> ENTRIES SHOWN
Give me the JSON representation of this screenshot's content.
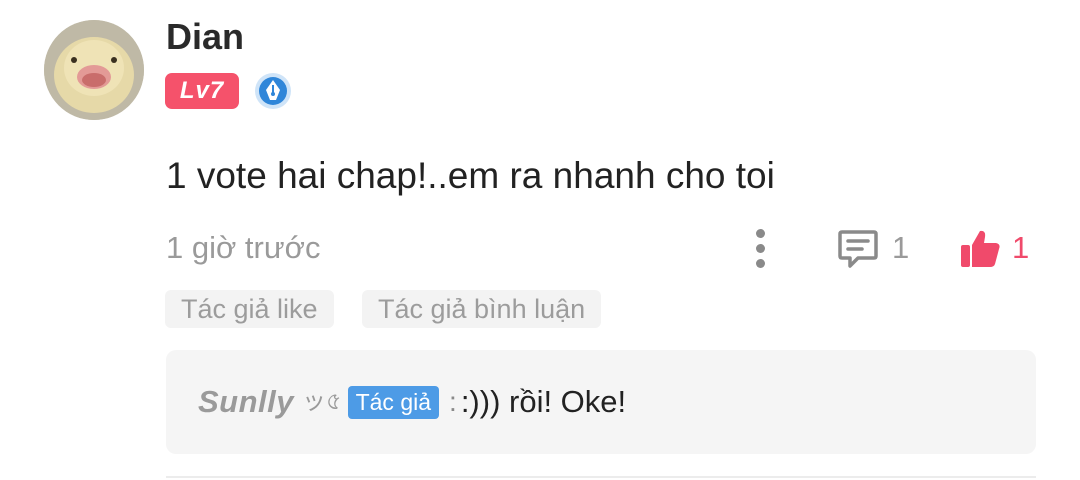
{
  "comment": {
    "author": "Dian",
    "level": "Lv7",
    "text": "1 vote hai chap!..em ra nhanh cho toi",
    "time": "1 giờ trước",
    "reply_count": "1",
    "like_count": "1",
    "tags": [
      "Tác giả like",
      "Tác giả bình luận"
    ]
  },
  "reply": {
    "author": "Sunlly",
    "decor": "ッ৫",
    "author_tag": "Tác giả",
    "separator": ":",
    "text": ":))) rồi! Oke!"
  },
  "colors": {
    "level_badge": "#f5526b",
    "like": "#f04a6b",
    "author_tag": "#4d9be6",
    "pen_badge": "#2f86d9"
  },
  "icons": {
    "more": "vertical-dots-icon",
    "reply": "comment-bubble-icon",
    "like": "thumbs-up-icon",
    "badge": "pen-nib-badge-icon"
  }
}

> GIVEN EXERCISE
Pictures are excluded; copy all other data exactly as shown.

> SOLUTION FOR THIS PROBLEM
Give me the JSON representation of this screenshot's content.
{
  "comment": {
    "author": "Dian",
    "level": "Lv7",
    "text": "1 vote hai chap!..em ra nhanh cho toi",
    "time": "1 giờ trước",
    "reply_count": "1",
    "like_count": "1",
    "tags": [
      "Tác giả like",
      "Tác giả bình luận"
    ]
  },
  "reply": {
    "author": "Sunlly",
    "decor": "ッ৫",
    "author_tag": "Tác giả",
    "separator": ":",
    "text": ":))) rồi! Oke!"
  },
  "colors": {
    "level_badge": "#f5526b",
    "like": "#f04a6b",
    "author_tag": "#4d9be6",
    "pen_badge": "#2f86d9"
  },
  "icons": {
    "more": "vertical-dots-icon",
    "reply": "comment-bubble-icon",
    "like": "thumbs-up-icon",
    "badge": "pen-nib-badge-icon"
  }
}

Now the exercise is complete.